XIV
Molière n'était, en naissant, ni l'un ni l'autre; il n'y songeait pas. Il était né dans cette bonne bourgeoisie qui fut toujours la moelle de la France, à distance égale de l'ouvrier, démocrate par situation, ou gentilhomme oisif, par désœuvrement. Bonne place à l'entrée dans la vie, où l'on reçoit une éducation libérale, où l'on ne méprise personne, parce qu'on touche à tous, où l'on n'est dédaigné de personne, parce qu'on n'accepte pas le dédain. Il y avait de l'honneur dans cette famille. Le père de Molière s'appelait Poquelin; il était tapissier, valet de chambre du roi. La comédie, déjà populaire en Italie, naissait seulement en France; on s'occupa peu du jeune Molière.
:::
§ **Consigne**
Prolongez le passage sur les origines de Molière à partir de sa dernière phrase.

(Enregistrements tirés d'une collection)
:::
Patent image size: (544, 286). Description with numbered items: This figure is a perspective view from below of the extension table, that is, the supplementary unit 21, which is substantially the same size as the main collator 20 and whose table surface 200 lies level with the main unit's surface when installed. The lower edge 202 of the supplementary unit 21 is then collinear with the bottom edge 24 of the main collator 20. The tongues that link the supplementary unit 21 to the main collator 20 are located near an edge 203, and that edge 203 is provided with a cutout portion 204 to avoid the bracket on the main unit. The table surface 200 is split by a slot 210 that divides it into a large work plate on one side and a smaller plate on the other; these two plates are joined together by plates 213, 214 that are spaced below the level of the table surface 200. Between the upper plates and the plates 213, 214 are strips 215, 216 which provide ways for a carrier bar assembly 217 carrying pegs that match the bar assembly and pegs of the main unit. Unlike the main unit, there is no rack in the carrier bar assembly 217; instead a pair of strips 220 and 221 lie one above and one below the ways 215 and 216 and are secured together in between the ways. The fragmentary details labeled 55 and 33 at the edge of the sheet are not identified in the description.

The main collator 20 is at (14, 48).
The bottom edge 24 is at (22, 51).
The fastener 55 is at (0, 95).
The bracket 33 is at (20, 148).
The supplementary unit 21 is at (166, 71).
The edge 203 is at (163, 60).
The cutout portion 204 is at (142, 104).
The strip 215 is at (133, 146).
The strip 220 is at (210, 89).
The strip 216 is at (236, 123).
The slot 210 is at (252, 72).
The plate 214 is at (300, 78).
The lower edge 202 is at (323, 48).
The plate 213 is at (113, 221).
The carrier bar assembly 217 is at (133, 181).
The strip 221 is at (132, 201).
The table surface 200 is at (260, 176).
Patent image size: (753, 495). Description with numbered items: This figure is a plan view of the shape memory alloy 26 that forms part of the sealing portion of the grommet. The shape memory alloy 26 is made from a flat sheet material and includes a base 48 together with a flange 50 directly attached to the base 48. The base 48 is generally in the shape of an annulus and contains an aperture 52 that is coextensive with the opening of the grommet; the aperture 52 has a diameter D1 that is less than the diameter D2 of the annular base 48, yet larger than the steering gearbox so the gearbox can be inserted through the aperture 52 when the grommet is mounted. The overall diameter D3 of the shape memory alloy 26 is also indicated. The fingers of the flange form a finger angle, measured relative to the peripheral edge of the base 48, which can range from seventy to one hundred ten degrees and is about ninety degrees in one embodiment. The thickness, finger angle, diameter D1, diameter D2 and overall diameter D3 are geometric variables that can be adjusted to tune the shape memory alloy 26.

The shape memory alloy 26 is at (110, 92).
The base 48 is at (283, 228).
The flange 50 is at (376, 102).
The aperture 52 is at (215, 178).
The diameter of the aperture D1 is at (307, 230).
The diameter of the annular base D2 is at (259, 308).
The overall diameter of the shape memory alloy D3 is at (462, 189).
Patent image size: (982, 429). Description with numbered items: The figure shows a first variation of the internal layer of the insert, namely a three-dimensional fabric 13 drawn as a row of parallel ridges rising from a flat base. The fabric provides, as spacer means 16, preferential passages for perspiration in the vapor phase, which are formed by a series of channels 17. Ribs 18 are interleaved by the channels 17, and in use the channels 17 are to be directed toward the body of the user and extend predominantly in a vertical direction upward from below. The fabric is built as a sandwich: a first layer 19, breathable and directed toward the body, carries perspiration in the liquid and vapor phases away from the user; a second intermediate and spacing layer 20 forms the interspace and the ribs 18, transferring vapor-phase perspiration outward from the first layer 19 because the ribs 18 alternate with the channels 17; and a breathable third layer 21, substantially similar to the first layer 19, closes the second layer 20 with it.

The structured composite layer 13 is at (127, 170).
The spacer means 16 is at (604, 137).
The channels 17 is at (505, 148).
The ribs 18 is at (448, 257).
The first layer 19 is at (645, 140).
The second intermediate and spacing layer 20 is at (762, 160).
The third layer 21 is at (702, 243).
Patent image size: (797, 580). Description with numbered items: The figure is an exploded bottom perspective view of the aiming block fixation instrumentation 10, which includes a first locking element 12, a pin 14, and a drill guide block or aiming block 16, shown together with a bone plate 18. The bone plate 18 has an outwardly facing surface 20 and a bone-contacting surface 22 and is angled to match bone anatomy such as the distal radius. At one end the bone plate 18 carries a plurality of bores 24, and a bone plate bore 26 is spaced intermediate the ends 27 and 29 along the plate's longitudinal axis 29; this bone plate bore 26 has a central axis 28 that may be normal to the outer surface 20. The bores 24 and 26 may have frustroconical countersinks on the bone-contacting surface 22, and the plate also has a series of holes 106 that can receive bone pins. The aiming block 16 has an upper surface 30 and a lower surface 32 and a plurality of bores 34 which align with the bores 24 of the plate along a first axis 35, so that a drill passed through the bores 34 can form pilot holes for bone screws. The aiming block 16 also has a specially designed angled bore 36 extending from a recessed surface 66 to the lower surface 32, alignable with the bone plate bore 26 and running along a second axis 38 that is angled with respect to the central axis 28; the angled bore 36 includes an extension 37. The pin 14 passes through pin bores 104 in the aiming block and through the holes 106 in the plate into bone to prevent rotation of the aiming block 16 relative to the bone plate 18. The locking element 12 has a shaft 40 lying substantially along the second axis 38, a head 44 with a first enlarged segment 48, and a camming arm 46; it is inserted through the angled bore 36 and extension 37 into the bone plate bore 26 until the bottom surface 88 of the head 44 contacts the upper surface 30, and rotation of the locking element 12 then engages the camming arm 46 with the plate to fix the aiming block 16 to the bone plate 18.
:::
§ **Résultat**
À quatorze ans, il suivait seulement l'ornière banale des études de collége, grec et latin. À cette époque, son grand-père s'aperçut de son penchant pour la comédie, et le conduisit chez les comédiens de l'hôtel de Bourgogne, troupe isolée et libre qui amusait Paris. «Avez-vous donc envie d'en faire un comédien? dit son père à son grand-père.—Plût à Dieu! répondit le vieillard, qu'il pût ressembler à Bellerose!» fameux acteur du temps. Molière se dégoûta de l'état de tapissier et s'engoua de celui de comédien. Son père l'envoya faire ses études aux Jésuites; il y resta cinq ans et s'éleva jusqu'à la philosophie.